— Start of Materials provided —

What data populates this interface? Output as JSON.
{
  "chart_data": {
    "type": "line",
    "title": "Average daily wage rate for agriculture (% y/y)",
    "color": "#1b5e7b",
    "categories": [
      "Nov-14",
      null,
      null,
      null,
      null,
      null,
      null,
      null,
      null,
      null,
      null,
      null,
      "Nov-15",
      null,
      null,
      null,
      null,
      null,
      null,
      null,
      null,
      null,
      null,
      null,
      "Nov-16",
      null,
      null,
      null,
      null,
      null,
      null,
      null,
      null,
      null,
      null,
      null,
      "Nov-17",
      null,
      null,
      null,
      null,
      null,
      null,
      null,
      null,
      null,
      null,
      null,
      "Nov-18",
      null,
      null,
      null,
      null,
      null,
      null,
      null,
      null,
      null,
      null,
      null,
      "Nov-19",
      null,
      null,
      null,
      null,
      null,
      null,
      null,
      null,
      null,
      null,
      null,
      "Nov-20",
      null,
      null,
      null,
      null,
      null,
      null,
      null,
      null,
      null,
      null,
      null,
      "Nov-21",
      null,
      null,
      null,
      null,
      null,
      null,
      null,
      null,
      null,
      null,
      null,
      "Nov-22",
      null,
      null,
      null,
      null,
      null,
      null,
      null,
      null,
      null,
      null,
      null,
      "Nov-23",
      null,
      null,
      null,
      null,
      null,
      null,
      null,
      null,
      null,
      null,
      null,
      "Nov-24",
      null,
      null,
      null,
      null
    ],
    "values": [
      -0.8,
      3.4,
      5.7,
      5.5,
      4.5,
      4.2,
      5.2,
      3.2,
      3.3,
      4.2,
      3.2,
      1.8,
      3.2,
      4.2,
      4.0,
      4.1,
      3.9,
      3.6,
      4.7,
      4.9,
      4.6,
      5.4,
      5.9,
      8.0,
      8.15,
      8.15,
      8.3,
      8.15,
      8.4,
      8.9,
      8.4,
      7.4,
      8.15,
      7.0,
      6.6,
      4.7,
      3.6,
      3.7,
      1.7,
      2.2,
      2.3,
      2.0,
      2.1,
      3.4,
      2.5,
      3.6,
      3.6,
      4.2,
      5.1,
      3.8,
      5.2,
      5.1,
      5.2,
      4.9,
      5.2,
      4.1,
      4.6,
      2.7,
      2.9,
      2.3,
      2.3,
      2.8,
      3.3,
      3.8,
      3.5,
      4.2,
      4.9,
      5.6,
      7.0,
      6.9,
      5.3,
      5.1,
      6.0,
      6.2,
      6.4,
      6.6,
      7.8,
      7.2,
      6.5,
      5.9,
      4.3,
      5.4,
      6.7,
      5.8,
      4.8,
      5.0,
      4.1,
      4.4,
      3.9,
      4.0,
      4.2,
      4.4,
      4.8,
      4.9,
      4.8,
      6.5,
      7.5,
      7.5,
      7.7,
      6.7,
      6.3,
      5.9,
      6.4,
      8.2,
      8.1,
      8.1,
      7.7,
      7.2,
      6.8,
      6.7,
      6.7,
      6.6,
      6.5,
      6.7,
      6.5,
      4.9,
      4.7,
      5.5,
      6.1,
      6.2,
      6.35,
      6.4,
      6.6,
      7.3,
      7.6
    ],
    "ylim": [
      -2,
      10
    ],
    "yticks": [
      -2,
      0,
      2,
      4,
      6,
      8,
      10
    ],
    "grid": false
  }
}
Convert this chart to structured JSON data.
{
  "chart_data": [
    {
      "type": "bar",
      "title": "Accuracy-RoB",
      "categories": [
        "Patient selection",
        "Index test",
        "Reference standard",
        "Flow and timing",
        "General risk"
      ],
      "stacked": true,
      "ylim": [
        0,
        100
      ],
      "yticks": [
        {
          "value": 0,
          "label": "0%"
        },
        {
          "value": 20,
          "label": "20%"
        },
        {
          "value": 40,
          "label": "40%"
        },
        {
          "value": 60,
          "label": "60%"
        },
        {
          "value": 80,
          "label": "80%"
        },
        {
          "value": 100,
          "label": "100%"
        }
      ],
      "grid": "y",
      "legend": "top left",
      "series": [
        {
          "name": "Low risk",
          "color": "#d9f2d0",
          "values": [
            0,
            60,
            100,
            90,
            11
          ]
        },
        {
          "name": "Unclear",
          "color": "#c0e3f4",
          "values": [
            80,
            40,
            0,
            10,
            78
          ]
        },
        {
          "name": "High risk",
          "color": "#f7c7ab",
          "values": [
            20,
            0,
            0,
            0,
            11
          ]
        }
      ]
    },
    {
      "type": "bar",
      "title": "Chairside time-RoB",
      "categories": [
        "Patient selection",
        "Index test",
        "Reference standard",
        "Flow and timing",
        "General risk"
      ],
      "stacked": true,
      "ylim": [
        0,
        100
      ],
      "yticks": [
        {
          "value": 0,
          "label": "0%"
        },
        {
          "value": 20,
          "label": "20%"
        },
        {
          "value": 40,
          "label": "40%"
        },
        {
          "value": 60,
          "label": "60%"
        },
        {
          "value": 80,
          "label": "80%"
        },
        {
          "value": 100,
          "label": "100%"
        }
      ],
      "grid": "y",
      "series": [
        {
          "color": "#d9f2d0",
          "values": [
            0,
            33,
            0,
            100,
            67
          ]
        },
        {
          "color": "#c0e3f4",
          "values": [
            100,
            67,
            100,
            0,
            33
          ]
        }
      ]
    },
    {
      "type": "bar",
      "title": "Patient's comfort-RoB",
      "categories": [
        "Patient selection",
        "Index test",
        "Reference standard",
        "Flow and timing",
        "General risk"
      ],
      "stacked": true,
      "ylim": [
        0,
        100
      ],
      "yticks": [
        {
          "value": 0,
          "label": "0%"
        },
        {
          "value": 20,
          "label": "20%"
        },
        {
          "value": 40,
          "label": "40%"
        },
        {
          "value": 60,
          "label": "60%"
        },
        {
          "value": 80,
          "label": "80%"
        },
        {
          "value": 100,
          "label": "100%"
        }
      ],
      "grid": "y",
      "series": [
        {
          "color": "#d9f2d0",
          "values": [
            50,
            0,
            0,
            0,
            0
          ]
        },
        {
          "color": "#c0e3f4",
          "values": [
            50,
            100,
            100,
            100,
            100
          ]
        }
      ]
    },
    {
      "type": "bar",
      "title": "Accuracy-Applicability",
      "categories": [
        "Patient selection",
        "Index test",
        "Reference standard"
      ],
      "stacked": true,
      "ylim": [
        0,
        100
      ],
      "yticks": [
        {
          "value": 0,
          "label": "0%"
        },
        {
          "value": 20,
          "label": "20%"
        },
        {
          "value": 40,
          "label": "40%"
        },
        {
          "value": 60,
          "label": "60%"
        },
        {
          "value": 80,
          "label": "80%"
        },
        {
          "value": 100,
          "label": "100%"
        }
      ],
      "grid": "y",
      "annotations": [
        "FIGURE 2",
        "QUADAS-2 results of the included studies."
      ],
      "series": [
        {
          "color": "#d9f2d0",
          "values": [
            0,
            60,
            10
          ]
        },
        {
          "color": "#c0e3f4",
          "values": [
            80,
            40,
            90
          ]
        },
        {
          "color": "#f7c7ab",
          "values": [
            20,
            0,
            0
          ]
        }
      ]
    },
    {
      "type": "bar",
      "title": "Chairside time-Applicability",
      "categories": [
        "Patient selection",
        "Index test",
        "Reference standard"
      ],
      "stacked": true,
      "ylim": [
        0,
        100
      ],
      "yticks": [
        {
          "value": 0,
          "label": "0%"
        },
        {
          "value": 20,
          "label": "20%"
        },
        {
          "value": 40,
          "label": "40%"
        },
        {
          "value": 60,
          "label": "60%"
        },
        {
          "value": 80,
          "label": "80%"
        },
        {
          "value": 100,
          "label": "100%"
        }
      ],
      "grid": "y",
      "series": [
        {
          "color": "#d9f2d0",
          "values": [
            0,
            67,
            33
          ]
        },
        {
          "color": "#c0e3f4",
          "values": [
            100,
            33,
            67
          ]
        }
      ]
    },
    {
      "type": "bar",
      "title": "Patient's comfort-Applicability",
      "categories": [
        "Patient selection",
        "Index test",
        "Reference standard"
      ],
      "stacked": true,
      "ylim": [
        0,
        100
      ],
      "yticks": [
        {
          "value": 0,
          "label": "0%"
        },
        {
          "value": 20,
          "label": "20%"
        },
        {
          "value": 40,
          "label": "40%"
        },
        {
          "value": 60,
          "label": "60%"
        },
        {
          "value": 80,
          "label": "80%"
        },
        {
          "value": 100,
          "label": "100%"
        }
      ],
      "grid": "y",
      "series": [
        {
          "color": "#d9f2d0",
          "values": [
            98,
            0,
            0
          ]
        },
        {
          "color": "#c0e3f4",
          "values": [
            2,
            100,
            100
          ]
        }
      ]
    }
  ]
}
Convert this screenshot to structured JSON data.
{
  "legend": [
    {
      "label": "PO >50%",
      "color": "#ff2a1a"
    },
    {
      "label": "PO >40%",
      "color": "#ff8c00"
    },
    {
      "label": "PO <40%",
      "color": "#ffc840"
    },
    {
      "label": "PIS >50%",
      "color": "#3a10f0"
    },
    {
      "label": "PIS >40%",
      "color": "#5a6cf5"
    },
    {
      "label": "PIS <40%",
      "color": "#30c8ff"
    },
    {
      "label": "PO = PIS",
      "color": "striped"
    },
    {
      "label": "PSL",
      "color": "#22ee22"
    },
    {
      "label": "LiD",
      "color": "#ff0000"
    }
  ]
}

— End of Materials provided —

## Problem to solve
Look through the data and show every line containing "this".

## Response to the exercise
What data populates this interface? Output as JSON.
Convert this chart to structured JSON data.
Convert this screenshot to structured JSON data.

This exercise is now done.